What is needed:
Would you copy out the whole listing exactly as given?

**** Input rows

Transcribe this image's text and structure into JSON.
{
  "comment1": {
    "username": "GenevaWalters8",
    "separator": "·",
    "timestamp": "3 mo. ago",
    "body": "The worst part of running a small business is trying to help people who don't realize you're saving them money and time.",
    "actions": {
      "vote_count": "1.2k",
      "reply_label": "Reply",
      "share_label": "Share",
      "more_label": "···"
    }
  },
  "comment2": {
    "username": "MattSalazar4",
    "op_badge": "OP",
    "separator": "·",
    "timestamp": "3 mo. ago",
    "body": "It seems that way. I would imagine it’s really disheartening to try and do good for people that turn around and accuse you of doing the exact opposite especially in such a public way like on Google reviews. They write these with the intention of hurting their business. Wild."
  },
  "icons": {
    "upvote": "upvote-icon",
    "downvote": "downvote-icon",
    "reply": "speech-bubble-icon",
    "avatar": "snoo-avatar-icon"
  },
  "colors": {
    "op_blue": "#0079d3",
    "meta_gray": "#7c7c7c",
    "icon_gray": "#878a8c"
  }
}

********

Finished task:
Transcribe this image's text and structure into JSON.
{
  "comment1": {
    "username": "GenevaWalters8",
    "separator": "·",
    "timestamp": "3 mo. ago",
    "body": "The worst part of running a small business is trying to help people who don't realize you're saving them money and time.",
    "actions": {
      "vote_count": "1.2k",
      "reply_label": "Reply",
      "share_label": "Share",
      "more_label": "···"
    }
  },
  "comment2": {
    "username": "MattSalazar4",
    "op_badge": "OP",
    "separator": "·",
    "timestamp": "3 mo. ago",
    "body": "It seems that way. I would imagine it’s really disheartening to try and do good for people that turn around and accuse you of doing the exact opposite especially in such a public way like on Google reviews. They write these with the intention of hurting their business. Wild."
  },
  "icons": {
    "upvote": "upvote-icon",
    "downvote": "downvote-icon",
    "reply": "speech-bubble-icon",
    "avatar": "snoo-avatar-icon"
  },
  "colors": {
    "op_blue": "#0079d3",
    "meta_gray": "#7c7c7c",
    "icon_gray": "#878a8c"
  }
}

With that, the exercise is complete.